◆ Work required:
Note how many lines include the word "presenta", and give that number by itself.

===== Provided entries

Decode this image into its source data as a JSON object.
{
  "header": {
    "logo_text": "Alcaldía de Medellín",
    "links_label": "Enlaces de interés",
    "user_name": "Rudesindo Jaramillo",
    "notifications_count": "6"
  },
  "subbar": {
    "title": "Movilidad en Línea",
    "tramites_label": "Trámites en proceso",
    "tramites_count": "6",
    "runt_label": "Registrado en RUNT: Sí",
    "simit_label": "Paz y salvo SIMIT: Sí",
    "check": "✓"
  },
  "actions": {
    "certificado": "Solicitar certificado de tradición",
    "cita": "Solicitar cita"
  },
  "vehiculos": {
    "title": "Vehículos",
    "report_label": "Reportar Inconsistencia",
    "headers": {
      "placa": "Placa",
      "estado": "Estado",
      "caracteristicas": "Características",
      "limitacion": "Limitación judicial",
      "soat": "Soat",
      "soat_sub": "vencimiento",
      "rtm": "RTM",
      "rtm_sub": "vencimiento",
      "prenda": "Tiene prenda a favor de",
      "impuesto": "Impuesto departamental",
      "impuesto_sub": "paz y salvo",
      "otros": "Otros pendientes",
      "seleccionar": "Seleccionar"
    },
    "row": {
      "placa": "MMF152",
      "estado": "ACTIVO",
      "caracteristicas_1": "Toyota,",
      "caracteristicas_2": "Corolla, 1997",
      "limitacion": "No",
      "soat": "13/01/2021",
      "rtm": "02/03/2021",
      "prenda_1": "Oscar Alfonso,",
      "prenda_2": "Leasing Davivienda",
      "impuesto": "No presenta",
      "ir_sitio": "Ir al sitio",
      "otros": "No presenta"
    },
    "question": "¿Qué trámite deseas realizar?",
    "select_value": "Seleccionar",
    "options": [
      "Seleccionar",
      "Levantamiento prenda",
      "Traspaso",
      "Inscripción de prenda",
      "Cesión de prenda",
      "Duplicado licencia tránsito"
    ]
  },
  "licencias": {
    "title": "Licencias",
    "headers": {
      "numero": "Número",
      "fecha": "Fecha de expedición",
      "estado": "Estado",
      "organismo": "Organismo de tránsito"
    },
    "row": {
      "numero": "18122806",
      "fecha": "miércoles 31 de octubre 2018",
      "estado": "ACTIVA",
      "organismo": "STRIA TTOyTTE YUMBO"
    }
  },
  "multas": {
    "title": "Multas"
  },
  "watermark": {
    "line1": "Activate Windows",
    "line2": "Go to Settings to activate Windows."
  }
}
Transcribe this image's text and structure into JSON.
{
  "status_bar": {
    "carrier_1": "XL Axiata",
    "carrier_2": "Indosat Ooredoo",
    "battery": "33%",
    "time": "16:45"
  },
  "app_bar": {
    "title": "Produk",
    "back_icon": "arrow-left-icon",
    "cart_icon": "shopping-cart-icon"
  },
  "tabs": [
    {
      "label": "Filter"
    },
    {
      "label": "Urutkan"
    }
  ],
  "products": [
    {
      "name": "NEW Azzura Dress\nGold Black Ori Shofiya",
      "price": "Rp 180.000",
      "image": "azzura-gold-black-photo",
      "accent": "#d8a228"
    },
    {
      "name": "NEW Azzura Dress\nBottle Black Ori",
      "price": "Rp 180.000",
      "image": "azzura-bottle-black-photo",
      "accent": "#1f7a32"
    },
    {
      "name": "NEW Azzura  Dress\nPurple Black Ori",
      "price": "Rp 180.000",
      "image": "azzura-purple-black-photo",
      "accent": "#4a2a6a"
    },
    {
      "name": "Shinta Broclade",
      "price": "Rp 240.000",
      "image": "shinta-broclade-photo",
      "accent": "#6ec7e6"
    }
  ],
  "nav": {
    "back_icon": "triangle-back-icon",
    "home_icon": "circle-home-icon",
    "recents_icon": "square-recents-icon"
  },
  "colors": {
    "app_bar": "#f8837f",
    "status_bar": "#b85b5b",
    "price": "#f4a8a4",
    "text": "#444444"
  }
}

==========

◆ Reply to the task:
2